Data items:

* * * * * * * * *

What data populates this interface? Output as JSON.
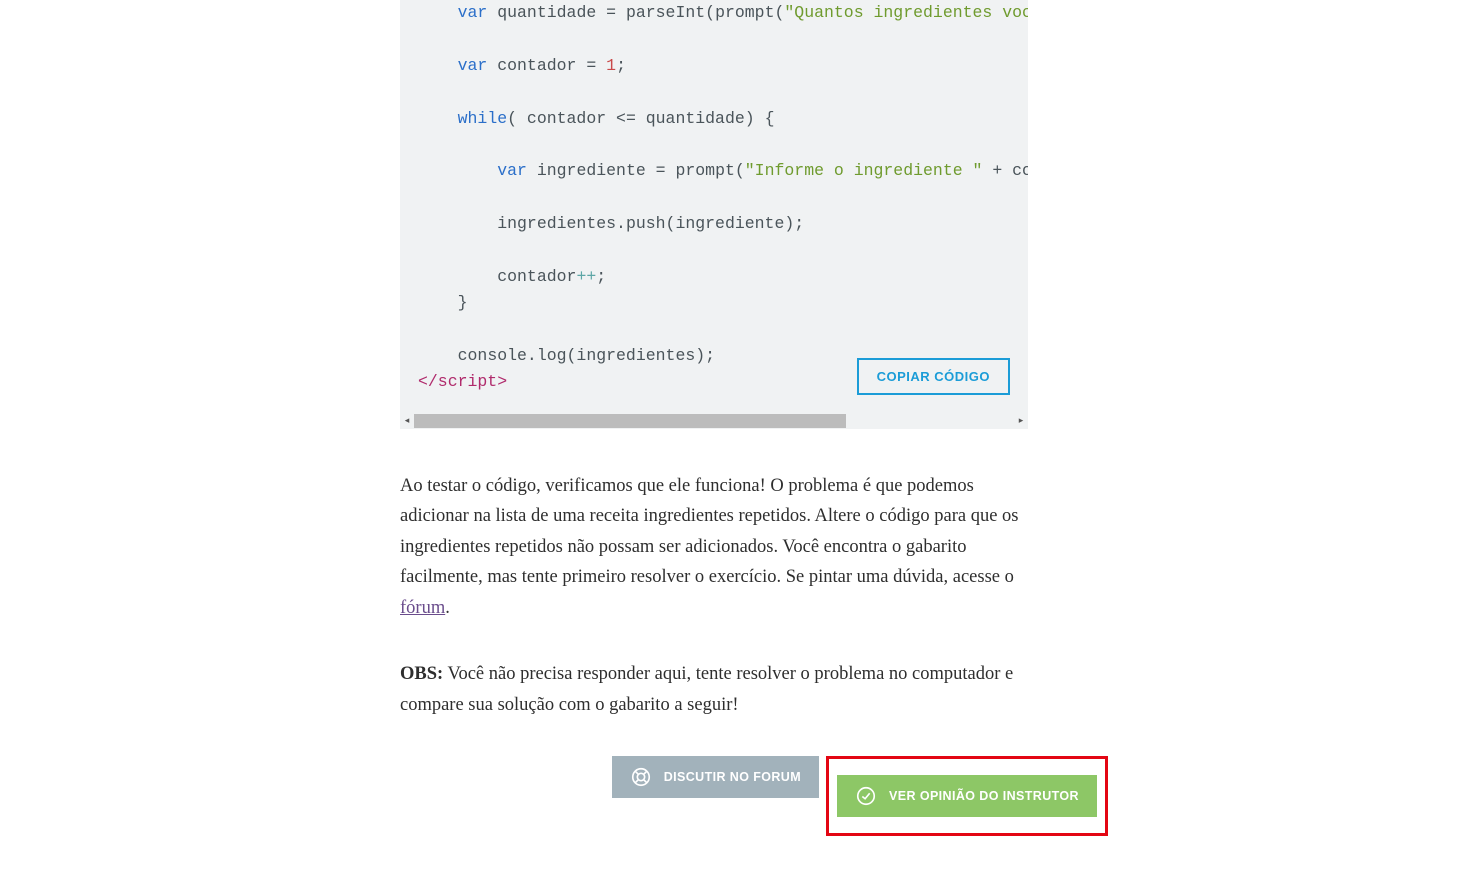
{
  "code": {
    "line1_kw": "var",
    "line1_rest": " quantidade = parseInt(prompt(",
    "line1_str": "\"Quantos ingredientes você",
    "line2_kw": "var",
    "line2_a": " contador = ",
    "line2_num": "1",
    "line2_end": ";",
    "line3_kw": "while",
    "line3_rest": "( contador <= quantidade) {",
    "line4_kw": "var",
    "line4_a": " ingrediente = prompt(",
    "line4_str": "\"Informe o ingrediente \"",
    "line4_b": " + con",
    "line5": "ingredientes.push(ingrediente);",
    "line6_a": "contador",
    "line6_op": "++",
    "line6_b": ";",
    "line7": "}",
    "line8": "console.log(ingredientes);",
    "line9_tag": "</script​>"
  },
  "buttons": {
    "copy": "COPIAR CÓDIGO",
    "forum": "DISCUTIR NO FORUM",
    "instructor": "VER OPINIÃO DO INSTRUTOR"
  },
  "text": {
    "para1_a": "Ao testar o código, verificamos que ele funciona! O problema é que podemos adicionar na lista de uma receita ingredientes repetidos. Altere o código para que os ingredientes repetidos não possam ser adicionados. Você encontra o gabarito facilmente, mas tente primeiro resolver o exercício. Se pintar uma dúvida, acesse o ",
    "para1_link": "fórum",
    "para1_b": ".",
    "para2_strong": "OBS:",
    "para2_rest": " Você não precisa responder aqui, tente resolver o problema no computador e compare sua solução com o gabarito a seguir!"
  }
}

* * * * * * * * *

Challenge
Please transcribe the material above exactly as written. Leave the pictures out.

Full output
What data populates this interface? Output as JSON.
{
  "code": {
    "line1_kw": "var",
    "line1_rest": " quantidade = parseInt(prompt(",
    "line1_str": "\"Quantos ingredientes você",
    "line2_kw": "var",
    "line2_a": " contador = ",
    "line2_num": "1",
    "line2_end": ";",
    "line3_kw": "while",
    "line3_rest": "( contador <= quantidade) {",
    "line4_kw": "var",
    "line4_a": " ingrediente = prompt(",
    "line4_str": "\"Informe o ingrediente \"",
    "line4_b": " + con",
    "line5": "ingredientes.push(ingrediente);",
    "line6_a": "contador",
    "line6_op": "++",
    "line6_b": ";",
    "line7": "}",
    "line8": "console.log(ingredientes);",
    "line9_tag": "</script​>"
  },
  "buttons": {
    "copy": "COPIAR CÓDIGO",
    "forum": "DISCUTIR NO FORUM",
    "instructor": "VER OPINIÃO DO INSTRUTOR"
  },
  "text": {
    "para1_a": "Ao testar o código, verificamos que ele funciona! O problema é que podemos adicionar na lista de uma receita ingredientes repetidos. Altere o código para que os ingredientes repetidos não possam ser adicionados. Você encontra o gabarito facilmente, mas tente primeiro resolver o exercício. Se pintar uma dúvida, acesse o ",
    "para1_link": "fórum",
    "para1_b": ".",
    "para2_strong": "OBS:",
    "para2_rest": " Você não precisa responder aqui, tente resolver o problema no computador e compare sua solução com o gabarito a seguir!"
  }
}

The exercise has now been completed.